• **Extracted records**
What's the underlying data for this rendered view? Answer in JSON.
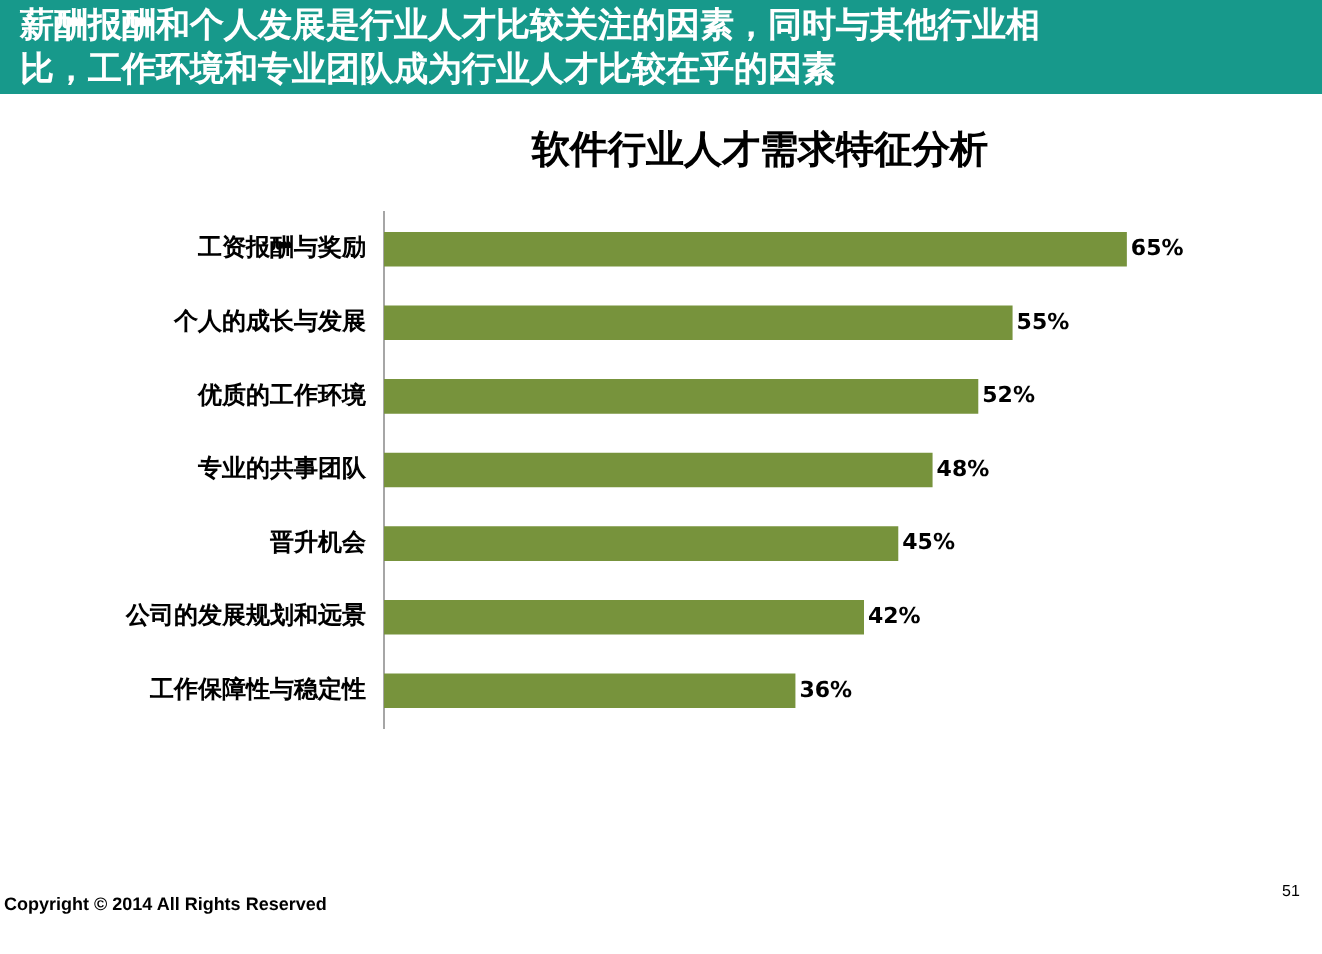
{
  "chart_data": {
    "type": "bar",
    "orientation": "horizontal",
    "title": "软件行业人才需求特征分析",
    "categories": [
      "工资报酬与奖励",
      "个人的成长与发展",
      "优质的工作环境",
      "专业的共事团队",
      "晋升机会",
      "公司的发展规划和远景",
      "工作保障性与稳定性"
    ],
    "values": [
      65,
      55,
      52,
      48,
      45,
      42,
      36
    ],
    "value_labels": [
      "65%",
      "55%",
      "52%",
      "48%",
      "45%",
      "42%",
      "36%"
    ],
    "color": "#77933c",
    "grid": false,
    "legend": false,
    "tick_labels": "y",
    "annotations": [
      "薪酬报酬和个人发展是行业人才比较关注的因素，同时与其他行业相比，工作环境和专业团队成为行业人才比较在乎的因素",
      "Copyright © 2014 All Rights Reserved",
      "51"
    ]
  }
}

• **What the exercise asks**
Without the pictures, restate all the entries above exactly.

• **Solved exercise**
What's the underlying data for this rendered view? Answer in JSON.
{
  "chart_data": {
    "type": "bar",
    "orientation": "horizontal",
    "title": "软件行业人才需求特征分析",
    "categories": [
      "工资报酬与奖励",
      "个人的成长与发展",
      "优质的工作环境",
      "专业的共事团队",
      "晋升机会",
      "公司的发展规划和远景",
      "工作保障性与稳定性"
    ],
    "values": [
      65,
      55,
      52,
      48,
      45,
      42,
      36
    ],
    "value_labels": [
      "65%",
      "55%",
      "52%",
      "48%",
      "45%",
      "42%",
      "36%"
    ],
    "color": "#77933c",
    "grid": false,
    "legend": false,
    "tick_labels": "y",
    "annotations": [
      "薪酬报酬和个人发展是行业人才比较关注的因素，同时与其他行业相比，工作环境和专业团队成为行业人才比较在乎的因素",
      "Copyright © 2014 All Rights Reserved",
      "51"
    ]
  }
}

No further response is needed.